Work order
Show all lines from the records below in which the string "established" is present.

Data provided
--- START ---
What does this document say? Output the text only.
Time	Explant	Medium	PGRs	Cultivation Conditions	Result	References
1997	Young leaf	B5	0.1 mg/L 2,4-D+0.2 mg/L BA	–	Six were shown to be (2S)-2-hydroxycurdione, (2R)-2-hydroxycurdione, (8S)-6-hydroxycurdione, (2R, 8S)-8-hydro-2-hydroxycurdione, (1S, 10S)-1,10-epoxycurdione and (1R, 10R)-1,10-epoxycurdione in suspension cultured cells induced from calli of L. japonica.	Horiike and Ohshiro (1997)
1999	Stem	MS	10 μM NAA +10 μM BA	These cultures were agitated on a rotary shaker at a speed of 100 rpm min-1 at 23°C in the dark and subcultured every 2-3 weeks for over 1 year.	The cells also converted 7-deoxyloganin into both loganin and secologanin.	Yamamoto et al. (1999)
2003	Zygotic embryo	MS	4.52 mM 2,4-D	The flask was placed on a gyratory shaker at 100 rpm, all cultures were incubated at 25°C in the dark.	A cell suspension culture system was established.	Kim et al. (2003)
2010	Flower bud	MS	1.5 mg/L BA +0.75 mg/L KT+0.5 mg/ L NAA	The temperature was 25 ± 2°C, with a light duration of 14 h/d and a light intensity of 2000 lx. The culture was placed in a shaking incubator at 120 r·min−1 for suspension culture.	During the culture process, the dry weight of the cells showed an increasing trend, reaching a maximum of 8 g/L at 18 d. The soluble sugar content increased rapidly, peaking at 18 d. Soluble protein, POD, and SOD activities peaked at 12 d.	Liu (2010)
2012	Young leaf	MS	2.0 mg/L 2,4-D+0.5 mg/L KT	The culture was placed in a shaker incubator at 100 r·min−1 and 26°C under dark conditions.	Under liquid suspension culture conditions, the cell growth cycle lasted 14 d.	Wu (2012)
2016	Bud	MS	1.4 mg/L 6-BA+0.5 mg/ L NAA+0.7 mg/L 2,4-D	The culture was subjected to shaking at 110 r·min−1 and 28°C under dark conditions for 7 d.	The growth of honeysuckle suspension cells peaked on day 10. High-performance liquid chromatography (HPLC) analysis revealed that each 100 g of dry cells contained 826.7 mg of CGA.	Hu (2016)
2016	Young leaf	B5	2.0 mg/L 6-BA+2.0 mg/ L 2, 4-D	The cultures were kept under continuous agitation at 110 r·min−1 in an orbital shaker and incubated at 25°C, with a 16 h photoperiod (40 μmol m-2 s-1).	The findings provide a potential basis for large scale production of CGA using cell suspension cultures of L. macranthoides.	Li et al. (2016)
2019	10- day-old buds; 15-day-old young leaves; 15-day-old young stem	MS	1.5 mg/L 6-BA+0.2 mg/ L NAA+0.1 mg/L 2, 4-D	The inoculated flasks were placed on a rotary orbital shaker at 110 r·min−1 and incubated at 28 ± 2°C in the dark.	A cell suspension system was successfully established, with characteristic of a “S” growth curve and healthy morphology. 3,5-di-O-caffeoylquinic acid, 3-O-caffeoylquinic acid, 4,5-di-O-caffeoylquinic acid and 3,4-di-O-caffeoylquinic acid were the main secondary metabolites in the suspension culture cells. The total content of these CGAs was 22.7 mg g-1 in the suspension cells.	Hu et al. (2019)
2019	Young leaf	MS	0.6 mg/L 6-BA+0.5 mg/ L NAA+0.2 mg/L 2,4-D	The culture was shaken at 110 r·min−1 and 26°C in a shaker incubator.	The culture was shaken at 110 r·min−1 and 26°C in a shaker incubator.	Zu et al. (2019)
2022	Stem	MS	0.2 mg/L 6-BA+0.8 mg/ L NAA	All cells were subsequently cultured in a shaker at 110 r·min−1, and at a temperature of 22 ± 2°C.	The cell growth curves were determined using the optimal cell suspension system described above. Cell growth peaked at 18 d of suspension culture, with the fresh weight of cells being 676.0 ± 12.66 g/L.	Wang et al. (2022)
--- END ---
Written answer
2003	Zygotic embryo	MS	4.52 mM 2,4-D	The flask was placed on a gyratory shaker at 100 rpm, all cultures were incubated at 25°C in the dark.	A cell suspension culture system was established.	Kim et al. (2003)
2019	10- day-old buds; 15-day-old young leaves; 15-day-old young stem	MS	1.5 mg/L 6-BA+0.2 mg/ L NAA+0.1 mg/L 2, 4-D	The inoculated flasks were placed on a rotary orbital shaker at 110 r·min−1 and incubated at 28 ± 2°C in the dark.	A cell suspension system was successfully established, with characteristic of a “S” growth curve and healthy morphology. 3,5-di-O-caffeoylquinic acid, 3-O-caffeoylquinic acid, 4,5-di-O-caffeoylquinic acid and 3,4-di-O-caffeoylquinic acid were the main secondary metabolites in the suspension culture cells. The total content of these CGAs was 22.7 mg g-1 in the suspension cells.	Hu et al. (2019)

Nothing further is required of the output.